(Extracted records)
-----

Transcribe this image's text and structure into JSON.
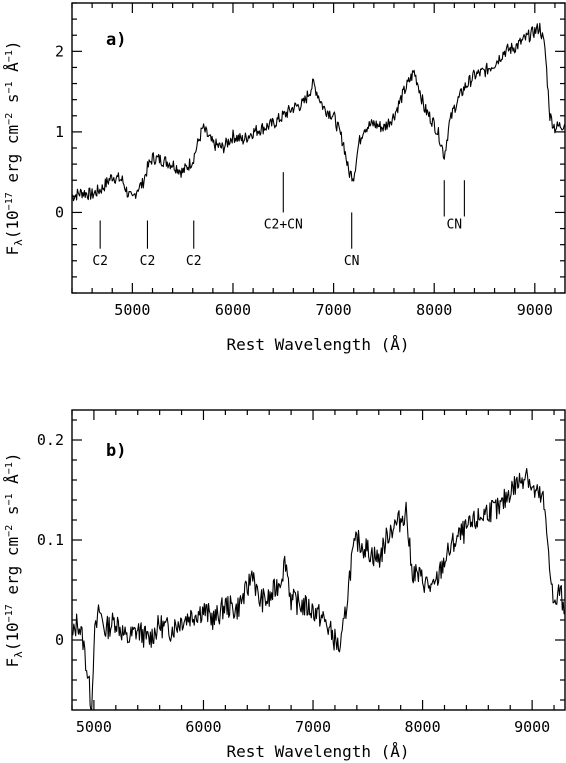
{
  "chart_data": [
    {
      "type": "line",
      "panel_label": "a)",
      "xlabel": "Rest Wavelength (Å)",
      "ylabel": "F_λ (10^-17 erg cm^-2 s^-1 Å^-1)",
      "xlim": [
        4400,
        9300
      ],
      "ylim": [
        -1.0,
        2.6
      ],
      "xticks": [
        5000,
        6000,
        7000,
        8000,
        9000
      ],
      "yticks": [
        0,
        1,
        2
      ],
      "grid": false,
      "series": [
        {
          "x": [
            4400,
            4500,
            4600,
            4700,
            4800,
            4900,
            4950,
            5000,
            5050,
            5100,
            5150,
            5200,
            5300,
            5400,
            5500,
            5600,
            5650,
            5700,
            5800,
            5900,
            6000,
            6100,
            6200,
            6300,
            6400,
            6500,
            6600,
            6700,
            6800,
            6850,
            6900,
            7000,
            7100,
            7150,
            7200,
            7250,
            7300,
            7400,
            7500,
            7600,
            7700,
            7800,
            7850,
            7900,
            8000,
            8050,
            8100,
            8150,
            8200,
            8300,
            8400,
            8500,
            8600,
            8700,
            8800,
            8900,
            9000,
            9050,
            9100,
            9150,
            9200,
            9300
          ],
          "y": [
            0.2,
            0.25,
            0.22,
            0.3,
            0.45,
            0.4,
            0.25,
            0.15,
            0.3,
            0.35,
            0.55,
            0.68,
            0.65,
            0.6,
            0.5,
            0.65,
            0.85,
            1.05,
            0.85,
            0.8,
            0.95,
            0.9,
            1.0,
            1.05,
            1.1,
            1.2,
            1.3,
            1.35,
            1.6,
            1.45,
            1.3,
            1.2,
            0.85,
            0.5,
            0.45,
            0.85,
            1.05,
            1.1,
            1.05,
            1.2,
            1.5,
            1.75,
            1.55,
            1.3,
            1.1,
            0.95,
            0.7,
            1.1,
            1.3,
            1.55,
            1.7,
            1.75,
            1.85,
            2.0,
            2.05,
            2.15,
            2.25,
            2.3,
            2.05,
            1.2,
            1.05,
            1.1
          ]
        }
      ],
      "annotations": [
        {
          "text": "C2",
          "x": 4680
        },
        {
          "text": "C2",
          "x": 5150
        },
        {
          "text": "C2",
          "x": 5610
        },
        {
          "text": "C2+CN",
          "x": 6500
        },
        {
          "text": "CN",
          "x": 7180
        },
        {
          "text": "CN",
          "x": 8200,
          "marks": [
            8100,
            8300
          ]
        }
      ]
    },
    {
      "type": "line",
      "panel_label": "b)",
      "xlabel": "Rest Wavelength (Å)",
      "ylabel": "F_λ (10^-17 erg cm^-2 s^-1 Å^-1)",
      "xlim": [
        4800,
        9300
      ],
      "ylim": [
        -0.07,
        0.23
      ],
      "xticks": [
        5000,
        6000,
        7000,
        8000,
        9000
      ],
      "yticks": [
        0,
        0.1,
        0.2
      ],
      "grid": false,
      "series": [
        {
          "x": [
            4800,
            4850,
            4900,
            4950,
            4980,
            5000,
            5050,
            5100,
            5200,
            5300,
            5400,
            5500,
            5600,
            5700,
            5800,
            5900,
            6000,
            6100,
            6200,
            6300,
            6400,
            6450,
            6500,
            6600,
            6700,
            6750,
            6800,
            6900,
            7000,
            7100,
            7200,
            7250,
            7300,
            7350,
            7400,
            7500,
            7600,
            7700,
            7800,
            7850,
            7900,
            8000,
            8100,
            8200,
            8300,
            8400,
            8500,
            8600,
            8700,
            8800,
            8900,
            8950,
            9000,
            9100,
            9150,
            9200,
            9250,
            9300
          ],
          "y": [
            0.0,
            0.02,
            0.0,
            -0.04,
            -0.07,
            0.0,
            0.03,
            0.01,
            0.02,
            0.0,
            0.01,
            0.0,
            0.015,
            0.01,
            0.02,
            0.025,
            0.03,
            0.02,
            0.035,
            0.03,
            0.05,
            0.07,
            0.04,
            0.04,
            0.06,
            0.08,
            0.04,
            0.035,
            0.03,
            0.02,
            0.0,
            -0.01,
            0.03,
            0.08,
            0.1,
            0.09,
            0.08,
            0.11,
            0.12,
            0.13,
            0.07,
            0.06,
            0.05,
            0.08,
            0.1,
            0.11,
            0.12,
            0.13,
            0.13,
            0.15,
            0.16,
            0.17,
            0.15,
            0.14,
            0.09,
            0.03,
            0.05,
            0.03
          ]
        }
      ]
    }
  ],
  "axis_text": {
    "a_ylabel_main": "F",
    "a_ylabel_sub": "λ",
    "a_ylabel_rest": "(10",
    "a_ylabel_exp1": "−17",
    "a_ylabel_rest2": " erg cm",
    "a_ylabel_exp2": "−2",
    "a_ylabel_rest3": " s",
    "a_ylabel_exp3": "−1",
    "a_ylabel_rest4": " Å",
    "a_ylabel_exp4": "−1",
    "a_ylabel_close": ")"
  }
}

-----

- **Aim of the exercise**
Copy the listing in full and without alteration, omitting every picture.

- **Response**
Transcribe this image's text and structure into JSON.
{
  "chart_data": [
    {
      "type": "line",
      "panel_label": "a)",
      "xlabel": "Rest Wavelength (Å)",
      "ylabel": "F_λ (10^-17 erg cm^-2 s^-1 Å^-1)",
      "xlim": [
        4400,
        9300
      ],
      "ylim": [
        -1.0,
        2.6
      ],
      "xticks": [
        5000,
        6000,
        7000,
        8000,
        9000
      ],
      "yticks": [
        0,
        1,
        2
      ],
      "grid": false,
      "series": [
        {
          "x": [
            4400,
            4500,
            4600,
            4700,
            4800,
            4900,
            4950,
            5000,
            5050,
            5100,
            5150,
            5200,
            5300,
            5400,
            5500,
            5600,
            5650,
            5700,
            5800,
            5900,
            6000,
            6100,
            6200,
            6300,
            6400,
            6500,
            6600,
            6700,
            6800,
            6850,
            6900,
            7000,
            7100,
            7150,
            7200,
            7250,
            7300,
            7400,
            7500,
            7600,
            7700,
            7800,
            7850,
            7900,
            8000,
            8050,
            8100,
            8150,
            8200,
            8300,
            8400,
            8500,
            8600,
            8700,
            8800,
            8900,
            9000,
            9050,
            9100,
            9150,
            9200,
            9300
          ],
          "y": [
            0.2,
            0.25,
            0.22,
            0.3,
            0.45,
            0.4,
            0.25,
            0.15,
            0.3,
            0.35,
            0.55,
            0.68,
            0.65,
            0.6,
            0.5,
            0.65,
            0.85,
            1.05,
            0.85,
            0.8,
            0.95,
            0.9,
            1.0,
            1.05,
            1.1,
            1.2,
            1.3,
            1.35,
            1.6,
            1.45,
            1.3,
            1.2,
            0.85,
            0.5,
            0.45,
            0.85,
            1.05,
            1.1,
            1.05,
            1.2,
            1.5,
            1.75,
            1.55,
            1.3,
            1.1,
            0.95,
            0.7,
            1.1,
            1.3,
            1.55,
            1.7,
            1.75,
            1.85,
            2.0,
            2.05,
            2.15,
            2.25,
            2.3,
            2.05,
            1.2,
            1.05,
            1.1
          ]
        }
      ],
      "annotations": [
        {
          "text": "C2",
          "x": 4680
        },
        {
          "text": "C2",
          "x": 5150
        },
        {
          "text": "C2",
          "x": 5610
        },
        {
          "text": "C2+CN",
          "x": 6500
        },
        {
          "text": "CN",
          "x": 7180
        },
        {
          "text": "CN",
          "x": 8200,
          "marks": [
            8100,
            8300
          ]
        }
      ]
    },
    {
      "type": "line",
      "panel_label": "b)",
      "xlabel": "Rest Wavelength (Å)",
      "ylabel": "F_λ (10^-17 erg cm^-2 s^-1 Å^-1)",
      "xlim": [
        4800,
        9300
      ],
      "ylim": [
        -0.07,
        0.23
      ],
      "xticks": [
        5000,
        6000,
        7000,
        8000,
        9000
      ],
      "yticks": [
        0,
        0.1,
        0.2
      ],
      "grid": false,
      "series": [
        {
          "x": [
            4800,
            4850,
            4900,
            4950,
            4980,
            5000,
            5050,
            5100,
            5200,
            5300,
            5400,
            5500,
            5600,
            5700,
            5800,
            5900,
            6000,
            6100,
            6200,
            6300,
            6400,
            6450,
            6500,
            6600,
            6700,
            6750,
            6800,
            6900,
            7000,
            7100,
            7200,
            7250,
            7300,
            7350,
            7400,
            7500,
            7600,
            7700,
            7800,
            7850,
            7900,
            8000,
            8100,
            8200,
            8300,
            8400,
            8500,
            8600,
            8700,
            8800,
            8900,
            8950,
            9000,
            9100,
            9150,
            9200,
            9250,
            9300
          ],
          "y": [
            0.0,
            0.02,
            0.0,
            -0.04,
            -0.07,
            0.0,
            0.03,
            0.01,
            0.02,
            0.0,
            0.01,
            0.0,
            0.015,
            0.01,
            0.02,
            0.025,
            0.03,
            0.02,
            0.035,
            0.03,
            0.05,
            0.07,
            0.04,
            0.04,
            0.06,
            0.08,
            0.04,
            0.035,
            0.03,
            0.02,
            0.0,
            -0.01,
            0.03,
            0.08,
            0.1,
            0.09,
            0.08,
            0.11,
            0.12,
            0.13,
            0.07,
            0.06,
            0.05,
            0.08,
            0.1,
            0.11,
            0.12,
            0.13,
            0.13,
            0.15,
            0.16,
            0.17,
            0.15,
            0.14,
            0.09,
            0.03,
            0.05,
            0.03
          ]
        }
      ]
    }
  ],
  "axis_text": {
    "a_ylabel_main": "F",
    "a_ylabel_sub": "λ",
    "a_ylabel_rest": "(10",
    "a_ylabel_exp1": "−17",
    "a_ylabel_rest2": " erg cm",
    "a_ylabel_exp2": "−2",
    "a_ylabel_rest3": " s",
    "a_ylabel_exp3": "−1",
    "a_ylabel_rest4": " Å",
    "a_ylabel_exp4": "−1",
    "a_ylabel_close": ")"
  }
}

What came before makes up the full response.